## Directions for this task
Copy all the entries word for word, but omit the pictures.

-------- The data --------

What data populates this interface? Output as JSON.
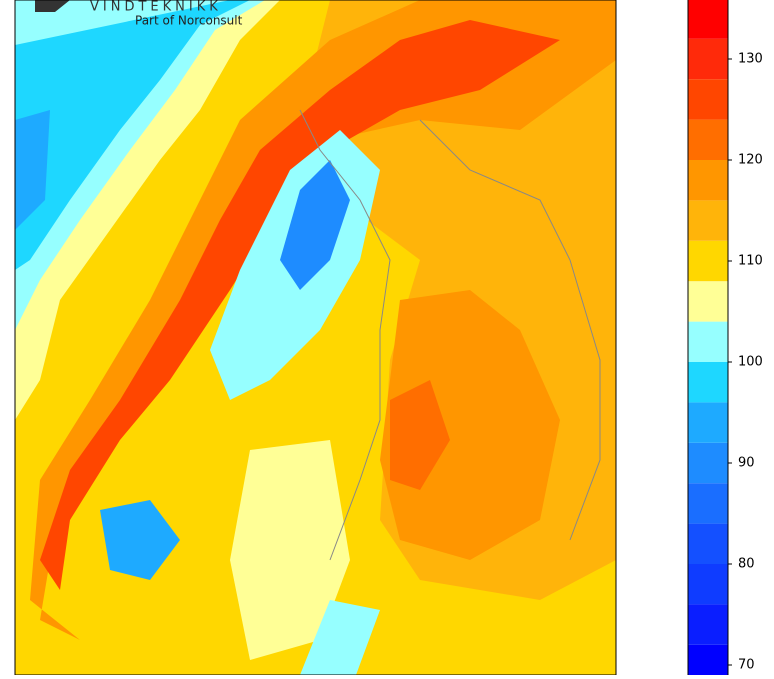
{
  "logo": {
    "name": "VINDTEKNIKK",
    "tagline": "Part of Norconsult"
  },
  "colorbar": {
    "levels": [
      68,
      72,
      76,
      80,
      84,
      88,
      92,
      96,
      100,
      104,
      108,
      112,
      116,
      120,
      124,
      128,
      132,
      136
    ],
    "colors": [
      "#0000ff",
      "#0a1eff",
      "#0f3cff",
      "#1450ff",
      "#1a6eff",
      "#1e8cff",
      "#1eaaff",
      "#1ed7ff",
      "#96ffff",
      "#ffff96",
      "#ffd700",
      "#ffb40a",
      "#ff9600",
      "#ff6e00",
      "#ff4600",
      "#ff2a0a",
      "#ff0000",
      "#c80000"
    ],
    "lim": [
      68,
      136
    ],
    "ticks": [
      70,
      80,
      90,
      100,
      110,
      120,
      130
    ]
  }
}
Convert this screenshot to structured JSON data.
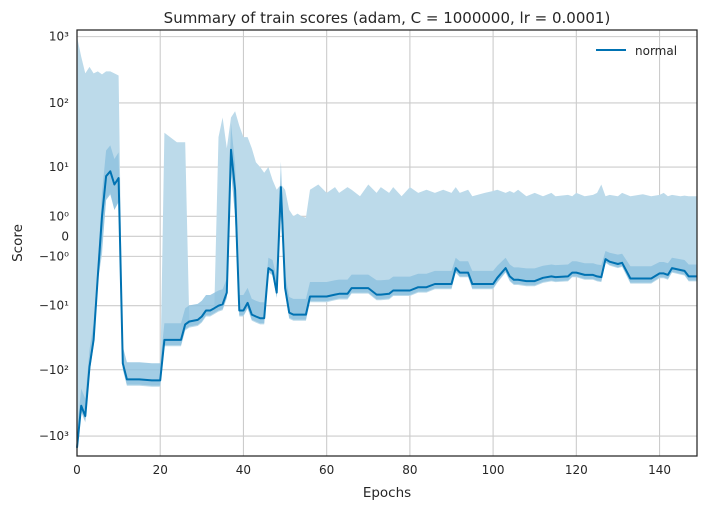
{
  "chart_data": {
    "type": "line",
    "title": "Summary of train scores (adam, C = 1000000, lr = 0.0001)",
    "xlabel": "Epochs",
    "ylabel": "Score",
    "xlim": [
      0,
      149
    ],
    "ylim_symlog": [
      -3.3,
      3.1
    ],
    "y_scale": "symlog",
    "grid": true,
    "legend_position": "top-right",
    "colors": {
      "line": "#0072b2",
      "band_outer": "#bcdaea",
      "band_inner": "#8cc0de",
      "grid": "#cccccc",
      "frame": "#262626"
    },
    "x_ticks": [
      {
        "value": 0,
        "label": "0"
      },
      {
        "value": 20,
        "label": "20"
      },
      {
        "value": 40,
        "label": "40"
      },
      {
        "value": 60,
        "label": "60"
      },
      {
        "value": 80,
        "label": "80"
      },
      {
        "value": 100,
        "label": "100"
      },
      {
        "value": 120,
        "label": "120"
      },
      {
        "value": 140,
        "label": "140"
      }
    ],
    "y_ticks": [
      {
        "value": 1000,
        "label": "10³"
      },
      {
        "value": 100,
        "label": "10²"
      },
      {
        "value": 10,
        "label": "10¹"
      },
      {
        "value": 1,
        "label": "10⁰"
      },
      {
        "value": 0,
        "label": "0"
      },
      {
        "value": -1,
        "label": "−10⁰"
      },
      {
        "value": -10,
        "label": "−10¹"
      },
      {
        "value": -100,
        "label": "−10²"
      },
      {
        "value": -1000,
        "label": "−10³"
      }
    ],
    "series": [
      {
        "name": "normal",
        "x": [
          0,
          1,
          2,
          3,
          4,
          5,
          6,
          7,
          8,
          9,
          10,
          11,
          12,
          13,
          15,
          18,
          20,
          21,
          24,
          25,
          26,
          27,
          29,
          30,
          31,
          32,
          33,
          34,
          35,
          36,
          37,
          38,
          39,
          40,
          41,
          42,
          43,
          44,
          45,
          46,
          47,
          48,
          49,
          50,
          51,
          52,
          53,
          54,
          55,
          56,
          58,
          60,
          62,
          63,
          65,
          66,
          68,
          70,
          72,
          73,
          75,
          76,
          78,
          80,
          82,
          84,
          86,
          88,
          90,
          91,
          92,
          94,
          95,
          98,
          100,
          101,
          103,
          104,
          105,
          106,
          108,
          110,
          112,
          114,
          115,
          118,
          119,
          120,
          122,
          124,
          125,
          126,
          127,
          128,
          130,
          131,
          133,
          136,
          138,
          140,
          141,
          142,
          143,
          145,
          146,
          147,
          149
        ],
        "mean": [
          -1500,
          -350,
          -500,
          -90,
          -35,
          -3,
          1,
          7,
          8.5,
          5,
          6.5,
          -80,
          -140,
          -140,
          -140,
          -145,
          -145,
          -35,
          -35,
          -35,
          -20,
          -18,
          -17,
          -15,
          -12,
          -12,
          -11,
          -10,
          -9.5,
          -6,
          19,
          4,
          -12,
          -12,
          -9,
          -14,
          -15,
          -16,
          -16,
          -2,
          -2.3,
          -6,
          4.5,
          -5,
          -13,
          -14,
          -14,
          -14,
          -14,
          -7,
          -7,
          -7,
          -6.5,
          -6.3,
          -6.3,
          -5,
          -5,
          -5,
          -6.5,
          -6.5,
          -6.3,
          -5.5,
          -5.5,
          -5.5,
          -4.8,
          -4.8,
          -4.2,
          -4.2,
          -4.2,
          -2,
          -2.5,
          -2.5,
          -4.2,
          -4.2,
          -4.2,
          -3.2,
          -2,
          -3,
          -3.5,
          -3.5,
          -3.7,
          -3.7,
          -3.2,
          -3,
          -3.1,
          -3,
          -2.5,
          -2.5,
          -2.8,
          -2.8,
          -3,
          -3.1,
          -1.2,
          -1.4,
          -1.6,
          -1.5,
          -3.3,
          -3.3,
          -3.3,
          -2.6,
          -2.6,
          -2.8,
          -2,
          -2.2,
          -2.3,
          -3,
          -3
        ]
      }
    ],
    "band_outer": {
      "x": [
        0,
        1,
        2,
        3,
        4,
        5,
        6,
        7,
        8,
        9,
        10,
        11,
        12,
        13,
        15,
        18,
        20,
        21,
        24,
        25,
        26,
        27,
        29,
        30,
        31,
        32,
        33,
        34,
        35,
        36,
        37,
        38,
        39,
        40,
        41,
        42,
        43,
        44,
        45,
        46,
        47,
        48,
        49,
        50,
        51,
        52,
        53,
        54,
        55,
        56,
        58,
        60,
        62,
        63,
        65,
        66,
        68,
        70,
        72,
        73,
        75,
        76,
        78,
        80,
        82,
        84,
        86,
        88,
        90,
        91,
        92,
        94,
        95,
        98,
        100,
        101,
        103,
        104,
        105,
        106,
        108,
        110,
        112,
        114,
        115,
        118,
        119,
        120,
        122,
        124,
        125,
        126,
        127,
        128,
        130,
        131,
        133,
        136,
        138,
        140,
        141,
        142,
        143,
        145,
        146,
        147,
        149
      ],
      "upper": [
        1000,
        500,
        280,
        350,
        280,
        300,
        270,
        300,
        300,
        280,
        260,
        -80,
        -140,
        -140,
        -140,
        -145,
        -145,
        35,
        25,
        25,
        25,
        -18,
        -17,
        -15,
        -12,
        -12,
        -11,
        30,
        60,
        20,
        60,
        75,
        45,
        30,
        30,
        20,
        12,
        10,
        8,
        10,
        6,
        4,
        5,
        4,
        1.5,
        1.0,
        1.2,
        1.0,
        0.9,
        4,
        5,
        3.5,
        4.5,
        3.5,
        4.5,
        4,
        3,
        5,
        3.5,
        4.5,
        3.5,
        4.5,
        3,
        4.5,
        3.5,
        4,
        3.5,
        4,
        3.5,
        4.5,
        3.5,
        4,
        3,
        3.5,
        3.8,
        4,
        3.5,
        3.8,
        3.5,
        4,
        3,
        3.5,
        3,
        3.5,
        3,
        3.2,
        3,
        3.5,
        3,
        3.2,
        3.5,
        5,
        3,
        3.2,
        3,
        3.5,
        3,
        3.3,
        3,
        3.2,
        3.5,
        3,
        3.2,
        3,
        3.1,
        3,
        3
      ]
    }
  }
}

--------

## Solution to this problem
What data populates this interface? Output as JSON.
{
  "logo": {
    "name": "VINDTEKNIKK",
    "tagline": "Part of Norconsult"
  },
  "colorbar": {
    "levels": [
      68,
      72,
      76,
      80,
      84,
      88,
      92,
      96,
      100,
      104,
      108,
      112,
      116,
      120,
      124,
      128,
      132,
      136
    ],
    "colors": [
      "#0000ff",
      "#0a1eff",
      "#0f3cff",
      "#1450ff",
      "#1a6eff",
      "#1e8cff",
      "#1eaaff",
      "#1ed7ff",
      "#96ffff",
      "#ffff96",
      "#ffd700",
      "#ffb40a",
      "#ff9600",
      "#ff6e00",
      "#ff4600",
      "#ff2a0a",
      "#ff0000",
      "#c80000"
    ],
    "lim": [
      68,
      136
    ],
    "ticks": [
      70,
      80,
      90,
      100,
      110,
      120,
      130
    ]
  }
}
Convert this screenshot to structured JSON data.
{
  "chart_data": {
    "type": "line",
    "title": "Summary of train scores (adam, C = 1000000, lr = 0.0001)",
    "xlabel": "Epochs",
    "ylabel": "Score",
    "xlim": [
      0,
      149
    ],
    "ylim_symlog": [
      -3.3,
      3.1
    ],
    "y_scale": "symlog",
    "grid": true,
    "legend_position": "top-right",
    "colors": {
      "line": "#0072b2",
      "band_outer": "#bcdaea",
      "band_inner": "#8cc0de",
      "grid": "#cccccc",
      "frame": "#262626"
    },
    "x_ticks": [
      {
        "value": 0,
        "label": "0"
      },
      {
        "value": 20,
        "label": "20"
      },
      {
        "value": 40,
        "label": "40"
      },
      {
        "value": 60,
        "label": "60"
      },
      {
        "value": 80,
        "label": "80"
      },
      {
        "value": 100,
        "label": "100"
      },
      {
        "value": 120,
        "label": "120"
      },
      {
        "value": 140,
        "label": "140"
      }
    ],
    "y_ticks": [
      {
        "value": 1000,
        "label": "10³"
      },
      {
        "value": 100,
        "label": "10²"
      },
      {
        "value": 10,
        "label": "10¹"
      },
      {
        "value": 1,
        "label": "10⁰"
      },
      {
        "value": 0,
        "label": "0"
      },
      {
        "value": -1,
        "label": "−10⁰"
      },
      {
        "value": -10,
        "label": "−10¹"
      },
      {
        "value": -100,
        "label": "−10²"
      },
      {
        "value": -1000,
        "label": "−10³"
      }
    ],
    "series": [
      {
        "name": "normal",
        "x": [
          0,
          1,
          2,
          3,
          4,
          5,
          6,
          7,
          8,
          9,
          10,
          11,
          12,
          13,
          15,
          18,
          20,
          21,
          24,
          25,
          26,
          27,
          29,
          30,
          31,
          32,
          33,
          34,
          35,
          36,
          37,
          38,
          39,
          40,
          41,
          42,
          43,
          44,
          45,
          46,
          47,
          48,
          49,
          50,
          51,
          52,
          53,
          54,
          55,
          56,
          58,
          60,
          62,
          63,
          65,
          66,
          68,
          70,
          72,
          73,
          75,
          76,
          78,
          80,
          82,
          84,
          86,
          88,
          90,
          91,
          92,
          94,
          95,
          98,
          100,
          101,
          103,
          104,
          105,
          106,
          108,
          110,
          112,
          114,
          115,
          118,
          119,
          120,
          122,
          124,
          125,
          126,
          127,
          128,
          130,
          131,
          133,
          136,
          138,
          140,
          141,
          142,
          143,
          145,
          146,
          147,
          149
        ],
        "mean": [
          -1500,
          -350,
          -500,
          -90,
          -35,
          -3,
          1,
          7,
          8.5,
          5,
          6.5,
          -80,
          -140,
          -140,
          -140,
          -145,
          -145,
          -35,
          -35,
          -35,
          -20,
          -18,
          -17,
          -15,
          -12,
          -12,
          -11,
          -10,
          -9.5,
          -6,
          19,
          4,
          -12,
          -12,
          -9,
          -14,
          -15,
          -16,
          -16,
          -2,
          -2.3,
          -6,
          4.5,
          -5,
          -13,
          -14,
          -14,
          -14,
          -14,
          -7,
          -7,
          -7,
          -6.5,
          -6.3,
          -6.3,
          -5,
          -5,
          -5,
          -6.5,
          -6.5,
          -6.3,
          -5.5,
          -5.5,
          -5.5,
          -4.8,
          -4.8,
          -4.2,
          -4.2,
          -4.2,
          -2,
          -2.5,
          -2.5,
          -4.2,
          -4.2,
          -4.2,
          -3.2,
          -2,
          -3,
          -3.5,
          -3.5,
          -3.7,
          -3.7,
          -3.2,
          -3,
          -3.1,
          -3,
          -2.5,
          -2.5,
          -2.8,
          -2.8,
          -3,
          -3.1,
          -1.2,
          -1.4,
          -1.6,
          -1.5,
          -3.3,
          -3.3,
          -3.3,
          -2.6,
          -2.6,
          -2.8,
          -2,
          -2.2,
          -2.3,
          -3,
          -3
        ]
      }
    ],
    "band_outer": {
      "x": [
        0,
        1,
        2,
        3,
        4,
        5,
        6,
        7,
        8,
        9,
        10,
        11,
        12,
        13,
        15,
        18,
        20,
        21,
        24,
        25,
        26,
        27,
        29,
        30,
        31,
        32,
        33,
        34,
        35,
        36,
        37,
        38,
        39,
        40,
        41,
        42,
        43,
        44,
        45,
        46,
        47,
        48,
        49,
        50,
        51,
        52,
        53,
        54,
        55,
        56,
        58,
        60,
        62,
        63,
        65,
        66,
        68,
        70,
        72,
        73,
        75,
        76,
        78,
        80,
        82,
        84,
        86,
        88,
        90,
        91,
        92,
        94,
        95,
        98,
        100,
        101,
        103,
        104,
        105,
        106,
        108,
        110,
        112,
        114,
        115,
        118,
        119,
        120,
        122,
        124,
        125,
        126,
        127,
        128,
        130,
        131,
        133,
        136,
        138,
        140,
        141,
        142,
        143,
        145,
        146,
        147,
        149
      ],
      "upper": [
        1000,
        500,
        280,
        350,
        280,
        300,
        270,
        300,
        300,
        280,
        260,
        -80,
        -140,
        -140,
        -140,
        -145,
        -145,
        35,
        25,
        25,
        25,
        -18,
        -17,
        -15,
        -12,
        -12,
        -11,
        30,
        60,
        20,
        60,
        75,
        45,
        30,
        30,
        20,
        12,
        10,
        8,
        10,
        6,
        4,
        5,
        4,
        1.5,
        1.0,
        1.2,
        1.0,
        0.9,
        4,
        5,
        3.5,
        4.5,
        3.5,
        4.5,
        4,
        3,
        5,
        3.5,
        4.5,
        3.5,
        4.5,
        3,
        4.5,
        3.5,
        4,
        3.5,
        4,
        3.5,
        4.5,
        3.5,
        4,
        3,
        3.5,
        3.8,
        4,
        3.5,
        3.8,
        3.5,
        4,
        3,
        3.5,
        3,
        3.5,
        3,
        3.2,
        3,
        3.5,
        3,
        3.2,
        3.5,
        5,
        3,
        3.2,
        3,
        3.5,
        3,
        3.3,
        3,
        3.2,
        3.5,
        3,
        3.2,
        3,
        3.1,
        3,
        3
      ]
    }
  }
}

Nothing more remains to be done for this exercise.